(Collected data)
────────────────────

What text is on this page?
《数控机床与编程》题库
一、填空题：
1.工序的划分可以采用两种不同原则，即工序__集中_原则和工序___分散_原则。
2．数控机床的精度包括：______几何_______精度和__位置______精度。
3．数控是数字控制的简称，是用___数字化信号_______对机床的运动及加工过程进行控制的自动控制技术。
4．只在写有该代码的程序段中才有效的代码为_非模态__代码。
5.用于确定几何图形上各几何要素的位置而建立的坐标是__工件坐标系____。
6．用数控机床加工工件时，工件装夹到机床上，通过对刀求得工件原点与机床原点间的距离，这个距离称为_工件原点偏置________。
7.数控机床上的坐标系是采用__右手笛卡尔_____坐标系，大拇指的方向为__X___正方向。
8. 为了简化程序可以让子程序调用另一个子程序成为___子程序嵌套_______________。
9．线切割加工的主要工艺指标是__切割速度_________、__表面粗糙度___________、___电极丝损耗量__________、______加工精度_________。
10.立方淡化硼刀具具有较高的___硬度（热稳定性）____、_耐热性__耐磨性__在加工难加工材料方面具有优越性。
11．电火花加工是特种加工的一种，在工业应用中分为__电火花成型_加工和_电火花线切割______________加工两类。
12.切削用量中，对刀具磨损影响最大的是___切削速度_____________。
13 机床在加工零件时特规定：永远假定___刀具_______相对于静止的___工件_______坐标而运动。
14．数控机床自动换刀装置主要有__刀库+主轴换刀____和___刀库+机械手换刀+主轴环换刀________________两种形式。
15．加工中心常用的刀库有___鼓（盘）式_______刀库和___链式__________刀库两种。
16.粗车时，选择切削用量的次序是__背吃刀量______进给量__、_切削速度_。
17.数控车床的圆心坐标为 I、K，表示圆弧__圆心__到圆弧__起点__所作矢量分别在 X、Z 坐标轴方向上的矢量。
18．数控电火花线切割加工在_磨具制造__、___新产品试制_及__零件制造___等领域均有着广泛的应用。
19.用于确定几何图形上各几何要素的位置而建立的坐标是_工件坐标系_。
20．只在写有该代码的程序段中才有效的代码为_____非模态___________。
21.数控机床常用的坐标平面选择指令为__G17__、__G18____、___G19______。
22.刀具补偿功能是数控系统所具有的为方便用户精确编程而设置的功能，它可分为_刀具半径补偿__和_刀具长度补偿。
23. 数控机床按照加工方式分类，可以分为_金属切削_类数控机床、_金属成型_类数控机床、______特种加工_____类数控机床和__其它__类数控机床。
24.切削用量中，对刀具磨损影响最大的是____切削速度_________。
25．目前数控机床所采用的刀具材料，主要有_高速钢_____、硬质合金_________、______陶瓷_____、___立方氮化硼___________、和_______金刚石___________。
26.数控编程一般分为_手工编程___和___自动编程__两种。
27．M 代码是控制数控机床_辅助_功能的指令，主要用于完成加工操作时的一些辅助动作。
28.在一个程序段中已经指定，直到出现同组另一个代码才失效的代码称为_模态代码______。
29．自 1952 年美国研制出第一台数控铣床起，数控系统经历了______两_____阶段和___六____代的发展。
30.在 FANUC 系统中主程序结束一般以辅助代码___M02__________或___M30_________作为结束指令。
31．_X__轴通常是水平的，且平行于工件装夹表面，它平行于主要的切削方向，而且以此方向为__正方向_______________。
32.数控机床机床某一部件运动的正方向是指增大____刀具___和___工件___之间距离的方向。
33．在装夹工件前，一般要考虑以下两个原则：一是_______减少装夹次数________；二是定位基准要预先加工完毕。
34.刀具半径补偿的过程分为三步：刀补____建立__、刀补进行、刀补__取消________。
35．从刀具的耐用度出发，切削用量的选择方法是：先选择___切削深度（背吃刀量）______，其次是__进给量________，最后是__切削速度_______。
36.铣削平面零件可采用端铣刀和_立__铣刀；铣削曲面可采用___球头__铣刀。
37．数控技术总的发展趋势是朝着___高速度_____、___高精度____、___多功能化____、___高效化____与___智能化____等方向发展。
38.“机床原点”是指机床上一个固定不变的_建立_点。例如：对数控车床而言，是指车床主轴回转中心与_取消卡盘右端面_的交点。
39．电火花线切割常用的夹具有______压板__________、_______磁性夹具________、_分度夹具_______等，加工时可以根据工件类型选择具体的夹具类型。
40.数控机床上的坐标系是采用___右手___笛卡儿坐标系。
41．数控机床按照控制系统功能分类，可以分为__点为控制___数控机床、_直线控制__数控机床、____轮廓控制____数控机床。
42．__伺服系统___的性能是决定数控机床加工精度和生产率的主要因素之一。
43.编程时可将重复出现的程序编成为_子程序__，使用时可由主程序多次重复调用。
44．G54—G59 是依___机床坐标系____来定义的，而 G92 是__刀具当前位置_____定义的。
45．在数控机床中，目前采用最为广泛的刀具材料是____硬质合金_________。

────────────────────

Reproduce all of the data exactly as given.

What text is on this page?
《数控机床与编程》题库
一、填空题：
1.工序的划分可以采用两种不同原则，即工序__集中_原则和工序___分散_原则。
2．数控机床的精度包括：______几何_______精度和__位置______精度。
3．数控是数字控制的简称，是用___数字化信号_______对机床的运动及加工过程进行控制的自动控制技术。
4．只在写有该代码的程序段中才有效的代码为_非模态__代码。
5.用于确定几何图形上各几何要素的位置而建立的坐标是__工件坐标系____。
6．用数控机床加工工件时，工件装夹到机床上，通过对刀求得工件原点与机床原点间的距离，这个距离称为_工件原点偏置________。
7.数控机床上的坐标系是采用__右手笛卡尔_____坐标系，大拇指的方向为__X___正方向。
8. 为了简化程序可以让子程序调用另一个子程序成为___子程序嵌套_______________。
9．线切割加工的主要工艺指标是__切割速度_________、__表面粗糙度___________、___电极丝损耗量__________、______加工精度_________。
10.立方淡化硼刀具具有较高的___硬度（热稳定性）____、_耐热性__耐磨性__在加工难加工材料方面具有优越性。
11．电火花加工是特种加工的一种，在工业应用中分为__电火花成型_加工和_电火花线切割______________加工两类。
12.切削用量中，对刀具磨损影响最大的是___切削速度_____________。
13 机床在加工零件时特规定：永远假定___刀具_______相对于静止的___工件_______坐标而运动。
14．数控机床自动换刀装置主要有__刀库+主轴换刀____和___刀库+机械手换刀+主轴环换刀________________两种形式。
15．加工中心常用的刀库有___鼓（盘）式_______刀库和___链式__________刀库两种。
16.粗车时，选择切削用量的次序是__背吃刀量______进给量__、_切削速度_。
17.数控车床的圆心坐标为 I、K，表示圆弧__圆心__到圆弧__起点__所作矢量分别在 X、Z 坐标轴方向上的矢量。
18．数控电火花线切割加工在_磨具制造__、___新产品试制_及__零件制造___等领域均有着广泛的应用。
19.用于确定几何图形上各几何要素的位置而建立的坐标是_工件坐标系_。
20．只在写有该代码的程序段中才有效的代码为_____非模态___________。
21.数控机床常用的坐标平面选择指令为__G17__、__G18____、___G19______。
22.刀具补偿功能是数控系统所具有的为方便用户精确编程而设置的功能，它可分为_刀具半径补偿__和_刀具长度补偿。
23. 数控机床按照加工方式分类，可以分为_金属切削_类数控机床、_金属成型_类数控机床、______特种加工_____类数控机床和__其它__类数控机床。
24.切削用量中，对刀具磨损影响最大的是____切削速度_________。
25．目前数控机床所采用的刀具材料，主要有_高速钢_____、硬质合金_________、______陶瓷_____、___立方氮化硼___________、和_______金刚石___________。
26.数控编程一般分为_手工编程___和___自动编程__两种。
27．M 代码是控制数控机床_辅助_功能的指令，主要用于完成加工操作时的一些辅助动作。
28.在一个程序段中已经指定，直到出现同组另一个代码才失效的代码称为_模态代码______。
29．自 1952 年美国研制出第一台数控铣床起，数控系统经历了______两_____阶段和___六____代的发展。
30.在 FANUC 系统中主程序结束一般以辅助代码___M02__________或___M30_________作为结束指令。
31．_X__轴通常是水平的，且平行于工件装夹表面，它平行于主要的切削方向，而且以此方向为__正方向_______________。
32.数控机床机床某一部件运动的正方向是指增大____刀具___和___工件___之间距离的方向。
33．在装夹工件前，一般要考虑以下两个原则：一是_______减少装夹次数________；二是定位基准要预先加工完毕。
34.刀具半径补偿的过程分为三步：刀补____建立__、刀补进行、刀补__取消________。
35．从刀具的耐用度出发，切削用量的选择方法是：先选择___切削深度（背吃刀量）______，其次是__进给量________，最后是__切削速度_______。
36.铣削平面零件可采用端铣刀和_立__铣刀；铣削曲面可采用___球头__铣刀。
37．数控技术总的发展趋势是朝着___高速度_____、___高精度____、___多功能化____、___高效化____与___智能化____等方向发展。
38.“机床原点”是指机床上一个固定不变的_建立_点。例如：对数控车床而言，是指车床主轴回转中心与_取消卡盘右端面_的交点。
39．电火花线切割常用的夹具有______压板__________、_______磁性夹具________、_分度夹具_______等，加工时可以根据工件类型选择具体的夹具类型。
40.数控机床上的坐标系是采用___右手___笛卡儿坐标系。
41．数控机床按照控制系统功能分类，可以分为__点为控制___数控机床、_直线控制__数控机床、____轮廓控制____数控机床。
42．__伺服系统___的性能是决定数控机床加工精度和生产率的主要因素之一。
43.编程时可将重复出现的程序编成为_子程序__，使用时可由主程序多次重复调用。
44．G54—G59 是依___机床坐标系____来定义的，而 G92 是__刀具当前位置_____定义的。
45．在数控机床中，目前采用最为广泛的刀具材料是____硬质合金_________。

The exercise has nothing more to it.